**目的**: 先頭の行から「918, 80, 930]」を含む行までを、両端の行も含めて番号付きリストに変換せよ。空行は入れないこと。

[抽出されたデータ項目]

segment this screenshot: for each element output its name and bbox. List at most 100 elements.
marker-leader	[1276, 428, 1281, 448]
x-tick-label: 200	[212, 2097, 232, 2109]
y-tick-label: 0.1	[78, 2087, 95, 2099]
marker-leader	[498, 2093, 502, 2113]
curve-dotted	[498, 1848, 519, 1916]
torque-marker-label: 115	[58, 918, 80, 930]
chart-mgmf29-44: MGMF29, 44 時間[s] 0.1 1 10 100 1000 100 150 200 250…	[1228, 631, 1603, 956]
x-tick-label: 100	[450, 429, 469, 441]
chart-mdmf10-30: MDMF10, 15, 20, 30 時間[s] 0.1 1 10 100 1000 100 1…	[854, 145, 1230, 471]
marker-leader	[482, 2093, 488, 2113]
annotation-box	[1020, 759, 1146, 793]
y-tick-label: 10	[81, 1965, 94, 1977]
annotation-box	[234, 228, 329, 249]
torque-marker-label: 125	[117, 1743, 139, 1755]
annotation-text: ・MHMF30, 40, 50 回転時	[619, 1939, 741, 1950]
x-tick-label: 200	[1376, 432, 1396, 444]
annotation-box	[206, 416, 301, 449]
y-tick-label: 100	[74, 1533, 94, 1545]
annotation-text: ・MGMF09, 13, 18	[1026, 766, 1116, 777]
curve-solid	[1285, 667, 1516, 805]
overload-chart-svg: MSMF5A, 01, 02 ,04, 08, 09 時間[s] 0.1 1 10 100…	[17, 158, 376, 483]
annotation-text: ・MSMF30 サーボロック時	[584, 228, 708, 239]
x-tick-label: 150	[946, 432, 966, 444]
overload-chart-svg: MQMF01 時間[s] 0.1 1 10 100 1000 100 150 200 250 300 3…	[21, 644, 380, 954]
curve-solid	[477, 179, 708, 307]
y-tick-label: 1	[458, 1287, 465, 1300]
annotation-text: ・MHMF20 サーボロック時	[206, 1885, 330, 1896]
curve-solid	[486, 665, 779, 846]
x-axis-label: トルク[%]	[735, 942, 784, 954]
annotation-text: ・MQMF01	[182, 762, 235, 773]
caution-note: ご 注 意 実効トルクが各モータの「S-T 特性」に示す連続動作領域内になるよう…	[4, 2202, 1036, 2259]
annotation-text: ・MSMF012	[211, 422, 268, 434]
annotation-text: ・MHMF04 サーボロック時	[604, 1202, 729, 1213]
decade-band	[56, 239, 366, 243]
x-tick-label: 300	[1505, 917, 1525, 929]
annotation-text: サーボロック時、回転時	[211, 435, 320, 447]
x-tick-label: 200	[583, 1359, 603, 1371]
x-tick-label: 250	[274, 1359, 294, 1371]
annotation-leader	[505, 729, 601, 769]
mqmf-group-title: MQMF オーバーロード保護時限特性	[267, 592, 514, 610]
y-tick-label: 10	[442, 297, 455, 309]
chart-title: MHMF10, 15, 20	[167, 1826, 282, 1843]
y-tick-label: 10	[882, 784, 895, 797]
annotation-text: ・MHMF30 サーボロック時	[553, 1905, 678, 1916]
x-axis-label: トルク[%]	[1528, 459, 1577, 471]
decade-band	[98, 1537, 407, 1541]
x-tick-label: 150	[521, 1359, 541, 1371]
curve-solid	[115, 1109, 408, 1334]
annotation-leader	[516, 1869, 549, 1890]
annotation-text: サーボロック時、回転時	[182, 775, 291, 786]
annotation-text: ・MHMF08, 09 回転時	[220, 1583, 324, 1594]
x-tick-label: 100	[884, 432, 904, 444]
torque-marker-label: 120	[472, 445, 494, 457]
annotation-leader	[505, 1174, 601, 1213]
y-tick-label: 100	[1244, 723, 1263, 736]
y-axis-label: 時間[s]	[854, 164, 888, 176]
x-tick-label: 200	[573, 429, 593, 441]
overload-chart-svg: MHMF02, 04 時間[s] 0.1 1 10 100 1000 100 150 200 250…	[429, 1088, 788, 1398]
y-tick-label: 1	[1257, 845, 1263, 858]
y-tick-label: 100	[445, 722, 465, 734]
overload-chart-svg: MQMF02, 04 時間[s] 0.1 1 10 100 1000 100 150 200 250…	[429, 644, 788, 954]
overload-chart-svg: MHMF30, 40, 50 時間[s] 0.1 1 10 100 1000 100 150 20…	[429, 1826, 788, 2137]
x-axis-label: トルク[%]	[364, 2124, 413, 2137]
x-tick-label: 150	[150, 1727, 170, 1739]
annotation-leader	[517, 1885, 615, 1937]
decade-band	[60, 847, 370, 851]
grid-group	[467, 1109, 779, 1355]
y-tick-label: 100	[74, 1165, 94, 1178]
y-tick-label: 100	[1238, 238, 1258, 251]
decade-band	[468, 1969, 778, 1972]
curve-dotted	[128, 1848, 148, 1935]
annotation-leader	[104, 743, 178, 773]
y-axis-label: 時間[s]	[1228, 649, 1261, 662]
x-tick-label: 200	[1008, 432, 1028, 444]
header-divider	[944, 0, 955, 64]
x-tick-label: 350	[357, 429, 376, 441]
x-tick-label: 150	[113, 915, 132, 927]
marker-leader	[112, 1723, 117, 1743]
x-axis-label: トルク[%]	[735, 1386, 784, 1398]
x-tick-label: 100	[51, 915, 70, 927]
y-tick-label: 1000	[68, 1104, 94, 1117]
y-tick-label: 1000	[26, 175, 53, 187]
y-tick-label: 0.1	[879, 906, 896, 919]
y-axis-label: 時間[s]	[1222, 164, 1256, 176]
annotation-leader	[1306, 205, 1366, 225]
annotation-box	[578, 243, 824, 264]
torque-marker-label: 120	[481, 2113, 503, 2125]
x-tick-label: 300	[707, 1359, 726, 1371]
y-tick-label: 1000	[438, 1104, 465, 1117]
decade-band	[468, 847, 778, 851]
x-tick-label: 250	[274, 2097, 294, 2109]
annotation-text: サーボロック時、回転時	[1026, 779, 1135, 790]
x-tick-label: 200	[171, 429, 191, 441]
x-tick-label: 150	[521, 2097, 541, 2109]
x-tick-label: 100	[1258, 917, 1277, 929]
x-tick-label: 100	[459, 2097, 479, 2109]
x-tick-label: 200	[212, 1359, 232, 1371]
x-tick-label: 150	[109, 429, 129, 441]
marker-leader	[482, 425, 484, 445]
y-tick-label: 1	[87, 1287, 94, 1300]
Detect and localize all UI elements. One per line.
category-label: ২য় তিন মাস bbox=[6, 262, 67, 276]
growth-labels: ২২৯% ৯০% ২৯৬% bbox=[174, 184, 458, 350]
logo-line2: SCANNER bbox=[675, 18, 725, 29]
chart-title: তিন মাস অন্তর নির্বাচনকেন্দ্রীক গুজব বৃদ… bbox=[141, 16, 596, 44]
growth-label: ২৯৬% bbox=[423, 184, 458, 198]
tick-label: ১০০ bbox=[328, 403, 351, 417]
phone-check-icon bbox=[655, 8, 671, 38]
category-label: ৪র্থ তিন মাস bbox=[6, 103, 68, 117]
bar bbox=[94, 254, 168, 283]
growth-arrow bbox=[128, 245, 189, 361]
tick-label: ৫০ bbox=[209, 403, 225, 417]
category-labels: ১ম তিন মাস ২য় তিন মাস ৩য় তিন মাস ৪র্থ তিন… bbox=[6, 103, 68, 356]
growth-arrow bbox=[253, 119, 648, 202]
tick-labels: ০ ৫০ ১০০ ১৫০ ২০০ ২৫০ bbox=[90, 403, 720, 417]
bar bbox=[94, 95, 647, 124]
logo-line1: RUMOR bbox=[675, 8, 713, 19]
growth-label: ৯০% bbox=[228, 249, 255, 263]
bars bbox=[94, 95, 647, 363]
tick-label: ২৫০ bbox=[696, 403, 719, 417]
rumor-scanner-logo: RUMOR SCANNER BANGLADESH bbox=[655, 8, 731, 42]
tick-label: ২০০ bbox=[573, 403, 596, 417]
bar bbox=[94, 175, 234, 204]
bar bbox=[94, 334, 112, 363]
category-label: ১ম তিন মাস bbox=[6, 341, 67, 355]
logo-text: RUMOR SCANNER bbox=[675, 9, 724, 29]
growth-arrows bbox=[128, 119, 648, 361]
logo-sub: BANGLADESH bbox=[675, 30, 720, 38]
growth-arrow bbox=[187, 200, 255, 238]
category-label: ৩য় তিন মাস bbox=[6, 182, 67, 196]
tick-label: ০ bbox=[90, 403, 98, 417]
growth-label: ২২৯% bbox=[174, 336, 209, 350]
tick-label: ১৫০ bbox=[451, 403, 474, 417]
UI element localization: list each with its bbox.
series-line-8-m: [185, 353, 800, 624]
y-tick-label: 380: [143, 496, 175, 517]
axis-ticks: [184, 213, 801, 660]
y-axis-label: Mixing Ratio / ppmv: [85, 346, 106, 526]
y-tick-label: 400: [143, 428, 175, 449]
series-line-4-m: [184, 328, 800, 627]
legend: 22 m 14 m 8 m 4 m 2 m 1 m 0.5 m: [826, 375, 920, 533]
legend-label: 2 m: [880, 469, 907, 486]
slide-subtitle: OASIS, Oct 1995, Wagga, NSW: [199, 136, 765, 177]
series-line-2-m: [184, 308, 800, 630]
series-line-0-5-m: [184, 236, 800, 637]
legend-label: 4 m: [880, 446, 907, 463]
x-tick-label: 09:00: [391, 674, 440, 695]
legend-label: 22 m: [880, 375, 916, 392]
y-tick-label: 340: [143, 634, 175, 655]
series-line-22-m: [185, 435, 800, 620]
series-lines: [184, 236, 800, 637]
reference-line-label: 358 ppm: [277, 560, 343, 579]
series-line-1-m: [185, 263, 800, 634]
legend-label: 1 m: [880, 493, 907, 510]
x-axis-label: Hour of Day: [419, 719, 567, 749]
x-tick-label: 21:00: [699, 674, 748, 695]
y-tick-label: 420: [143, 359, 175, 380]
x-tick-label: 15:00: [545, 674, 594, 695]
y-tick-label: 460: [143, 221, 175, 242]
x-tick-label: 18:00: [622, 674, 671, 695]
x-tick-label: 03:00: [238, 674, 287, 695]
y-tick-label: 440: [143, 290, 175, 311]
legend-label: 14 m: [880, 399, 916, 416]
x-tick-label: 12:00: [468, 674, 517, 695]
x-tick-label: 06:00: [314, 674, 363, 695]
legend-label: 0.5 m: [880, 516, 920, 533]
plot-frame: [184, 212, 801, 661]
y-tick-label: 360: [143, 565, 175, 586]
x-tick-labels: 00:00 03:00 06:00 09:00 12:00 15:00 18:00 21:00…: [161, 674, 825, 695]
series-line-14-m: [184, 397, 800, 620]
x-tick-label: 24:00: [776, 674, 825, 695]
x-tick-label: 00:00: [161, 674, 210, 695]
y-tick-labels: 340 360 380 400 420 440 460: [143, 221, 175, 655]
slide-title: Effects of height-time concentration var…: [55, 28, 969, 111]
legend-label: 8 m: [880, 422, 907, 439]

**記述回答**:
1. segment this screenshot: for each element output its name and bbox. List at most 100 elements.
2. marker-leader	[1276, 428, 1281, 448]
3. x-tick-label: 200	[212, 2097, 232, 2109]
4. y-tick-label: 0.1	[78, 2087, 95, 2099]
5. marker-leader	[498, 2093, 502, 2113]
6. curve-dotted	[498, 1848, 519, 1916]
7. torque-marker-label: 115	[58, 918, 80, 930]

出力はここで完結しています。